— BEGIN DATA FOR THE TASK —

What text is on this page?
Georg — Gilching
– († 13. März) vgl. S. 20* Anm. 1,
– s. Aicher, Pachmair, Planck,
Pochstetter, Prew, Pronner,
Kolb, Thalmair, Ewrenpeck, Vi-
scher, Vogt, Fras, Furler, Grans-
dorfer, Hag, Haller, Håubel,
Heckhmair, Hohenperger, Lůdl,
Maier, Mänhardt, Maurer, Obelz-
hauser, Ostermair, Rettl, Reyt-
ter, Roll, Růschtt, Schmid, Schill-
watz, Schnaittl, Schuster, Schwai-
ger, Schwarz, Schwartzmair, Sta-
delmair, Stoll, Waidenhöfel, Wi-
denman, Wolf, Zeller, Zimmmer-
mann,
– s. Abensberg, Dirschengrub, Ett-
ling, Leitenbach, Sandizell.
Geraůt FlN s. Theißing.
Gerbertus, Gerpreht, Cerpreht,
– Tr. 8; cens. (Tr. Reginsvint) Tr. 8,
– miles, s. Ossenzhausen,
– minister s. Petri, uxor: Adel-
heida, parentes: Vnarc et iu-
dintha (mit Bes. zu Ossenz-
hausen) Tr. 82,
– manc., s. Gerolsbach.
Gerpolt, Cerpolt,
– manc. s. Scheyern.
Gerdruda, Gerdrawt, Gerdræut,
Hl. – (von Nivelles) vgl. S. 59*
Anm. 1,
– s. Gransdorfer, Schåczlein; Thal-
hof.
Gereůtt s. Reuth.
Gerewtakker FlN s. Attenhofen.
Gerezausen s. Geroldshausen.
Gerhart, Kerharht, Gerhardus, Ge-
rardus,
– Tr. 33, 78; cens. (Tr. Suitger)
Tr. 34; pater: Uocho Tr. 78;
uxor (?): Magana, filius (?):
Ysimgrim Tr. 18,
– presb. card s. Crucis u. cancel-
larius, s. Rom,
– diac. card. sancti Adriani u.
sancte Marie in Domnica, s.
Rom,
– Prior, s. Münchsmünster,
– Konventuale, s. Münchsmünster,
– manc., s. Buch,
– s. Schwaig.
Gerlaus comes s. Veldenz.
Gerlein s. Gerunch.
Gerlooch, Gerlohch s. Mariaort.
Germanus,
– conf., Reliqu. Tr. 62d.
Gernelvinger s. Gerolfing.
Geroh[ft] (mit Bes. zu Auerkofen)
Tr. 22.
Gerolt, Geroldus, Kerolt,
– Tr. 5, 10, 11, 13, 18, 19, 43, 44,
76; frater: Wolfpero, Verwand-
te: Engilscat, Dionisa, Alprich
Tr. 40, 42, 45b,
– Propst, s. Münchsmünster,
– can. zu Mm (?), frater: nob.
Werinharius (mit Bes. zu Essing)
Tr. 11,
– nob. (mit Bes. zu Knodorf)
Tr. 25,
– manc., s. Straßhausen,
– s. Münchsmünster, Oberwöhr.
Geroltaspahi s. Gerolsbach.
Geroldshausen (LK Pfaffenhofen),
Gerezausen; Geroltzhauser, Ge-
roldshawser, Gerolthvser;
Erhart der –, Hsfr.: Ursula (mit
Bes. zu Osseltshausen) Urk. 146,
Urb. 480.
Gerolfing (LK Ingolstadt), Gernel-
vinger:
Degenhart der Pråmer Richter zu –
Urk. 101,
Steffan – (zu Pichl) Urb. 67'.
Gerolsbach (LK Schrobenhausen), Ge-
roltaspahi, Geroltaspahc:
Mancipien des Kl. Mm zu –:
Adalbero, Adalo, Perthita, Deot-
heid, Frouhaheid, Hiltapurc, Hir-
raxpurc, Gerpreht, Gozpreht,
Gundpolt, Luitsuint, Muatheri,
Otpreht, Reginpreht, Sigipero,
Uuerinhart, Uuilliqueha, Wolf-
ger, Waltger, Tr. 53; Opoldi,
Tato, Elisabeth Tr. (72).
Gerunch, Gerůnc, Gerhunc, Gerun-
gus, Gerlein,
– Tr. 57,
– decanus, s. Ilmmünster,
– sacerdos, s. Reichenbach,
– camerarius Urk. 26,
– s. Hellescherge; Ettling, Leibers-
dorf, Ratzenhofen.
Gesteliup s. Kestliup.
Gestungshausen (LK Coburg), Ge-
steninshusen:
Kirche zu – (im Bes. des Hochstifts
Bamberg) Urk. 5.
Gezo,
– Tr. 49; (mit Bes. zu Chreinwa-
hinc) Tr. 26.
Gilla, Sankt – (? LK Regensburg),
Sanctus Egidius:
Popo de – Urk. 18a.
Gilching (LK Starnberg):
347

— END DATA FOR THE TASK —

EXERCISE REQUIREMENTS:
Filter the listing above for the string "Gerpreht" and copy every matching line.

ANSWER TO THIS PROBLEM:
Gerbertus, Gerpreht, Cerpreht,
raxpurc, Gerpreht, Gozpreht,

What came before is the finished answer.